Reproduce every entry that follows word for word, but omit the images.
--------------------------------
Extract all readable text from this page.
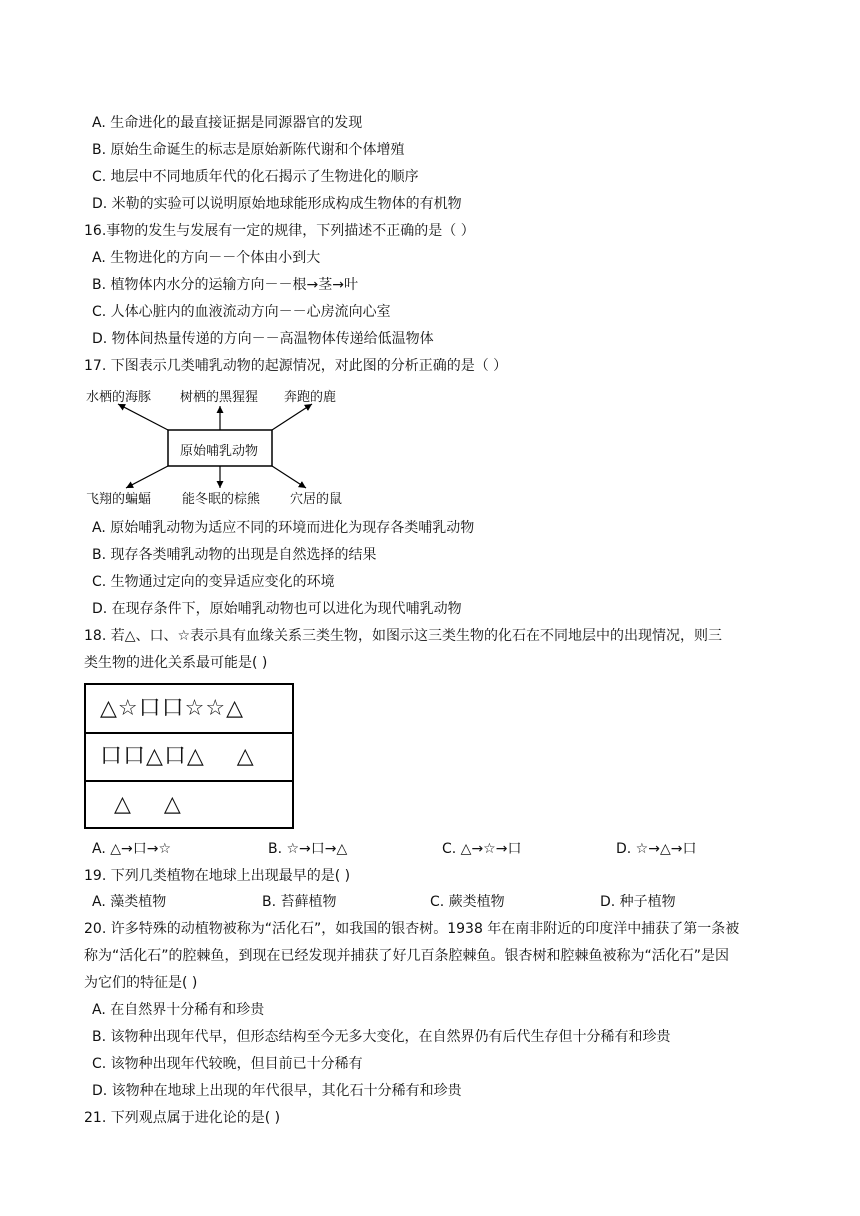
A. 生命进化的最直接证据是同源器官的发现
B. 原始生命诞生的标志是原始新陈代谢和个体增殖
C. 地层中不同地质年代的化石揭示了生物进化的顺序
D. 米勒的实验可以说明原始地球能形成构成生物体的有机物
16.事物的发生与发展有一定的规律，下列描述不正确的是（ ）
A. 生物进化的方向－－个体由小到大
B. 植物体内水分的运输方向－－根→茎→叶
C. 人体心脏内的血液流动方向－－心房流向心室
D. 物体间热量传递的方向－－高温物体传递给低温物体
17. 下图表示几类哺乳动物的起源情况，对此图的分析正确的是（ ）
原始哺乳动物
水栖的海豚 树栖的黑猩猩 奔跑的鹿
飞翔的蝙蝠 能冬眠的棕熊 穴居的鼠
A. 原始哺乳动物为适应不同的环境而进化为现存各类哺乳动物
B. 现存各类哺乳动物的出现是自然选择的结果
C. 生物通过定向的变异适应变化的环境
D. 在现存条件下，原始哺乳动物也可以进化为现代哺乳动物
18. 若△、口、☆表示具有血缘关系三类生物，如图示这三类生物的化石在不同地层中的出现情况，则三
类生物的进化关系最可能是( )
△☆口口☆☆△
口口△口△    △
△    △
A. △→口→☆	B. ☆→口→△	C. △→☆→口	D. ☆→△→口
19. 下列几类植物在地球上出现最早的是( )
A. 藻类植物	B. 苔藓植物	C. 蕨类植物	D. 种子植物
20. 许多特殊的动植物被称为“活化石”，如我国的银杏树。1938 年在南非附近的印度洋中捕获了第一条被
称为“活化石”的腔棘鱼，到现在已经发现并捕获了好几百条腔棘鱼。银杏树和腔棘鱼被称为“活化石”是因
为它们的特征是( )
A. 在自然界十分稀有和珍贵
B. 该物种出现年代早，但形态结构至今无多大变化，在自然界仍有后代生存但十分稀有和珍贵
C. 该物种出现年代较晚，但目前已十分稀有
D. 该物种在地球上出现的年代很早，其化石十分稀有和珍贵
21. 下列观点属于进化论的是( )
--------------------------------
Exercise answer:
Extract all readable text from this page.
A. 生命进化的最直接证据是同源器官的发现
B. 原始生命诞生的标志是原始新陈代谢和个体增殖
C. 地层中不同地质年代的化石揭示了生物进化的顺序
D. 米勒的实验可以说明原始地球能形成构成生物体的有机物
16.事物的发生与发展有一定的规律，下列描述不正确的是（ ）
A. 生物进化的方向－－个体由小到大
B. 植物体内水分的运输方向－－根→茎→叶
C. 人体心脏内的血液流动方向－－心房流向心室
D. 物体间热量传递的方向－－高温物体传递给低温物体
17. 下图表示几类哺乳动物的起源情况，对此图的分析正确的是（ ）
原始哺乳动物
水栖的海豚 树栖的黑猩猩 奔跑的鹿
飞翔的蝙蝠 能冬眠的棕熊 穴居的鼠
A. 原始哺乳动物为适应不同的环境而进化为现存各类哺乳动物
B. 现存各类哺乳动物的出现是自然选择的结果
C. 生物通过定向的变异适应变化的环境
D. 在现存条件下，原始哺乳动物也可以进化为现代哺乳动物
18. 若△、口、☆表示具有血缘关系三类生物，如图示这三类生物的化石在不同地层中的出现情况，则三
类生物的进化关系最可能是( )
△☆口口☆☆△
口口△口△    △
△    △
A. △→口→☆	B. ☆→口→△	C. △→☆→口	D. ☆→△→口
19. 下列几类植物在地球上出现最早的是( )
A. 藻类植物	B. 苔藓植物	C. 蕨类植物	D. 种子植物
20. 许多特殊的动植物被称为“活化石”，如我国的银杏树。1938 年在南非附近的印度洋中捕获了第一条被
称为“活化石”的腔棘鱼，到现在已经发现并捕获了好几百条腔棘鱼。银杏树和腔棘鱼被称为“活化石”是因
为它们的特征是( )
A. 在自然界十分稀有和珍贵
B. 该物种出现年代早，但形态结构至今无多大变化，在自然界仍有后代生存但十分稀有和珍贵
C. 该物种出现年代较晚，但目前已十分稀有
D. 该物种在地球上出现的年代很早，其化石十分稀有和珍贵
21. 下列观点属于进化论的是( )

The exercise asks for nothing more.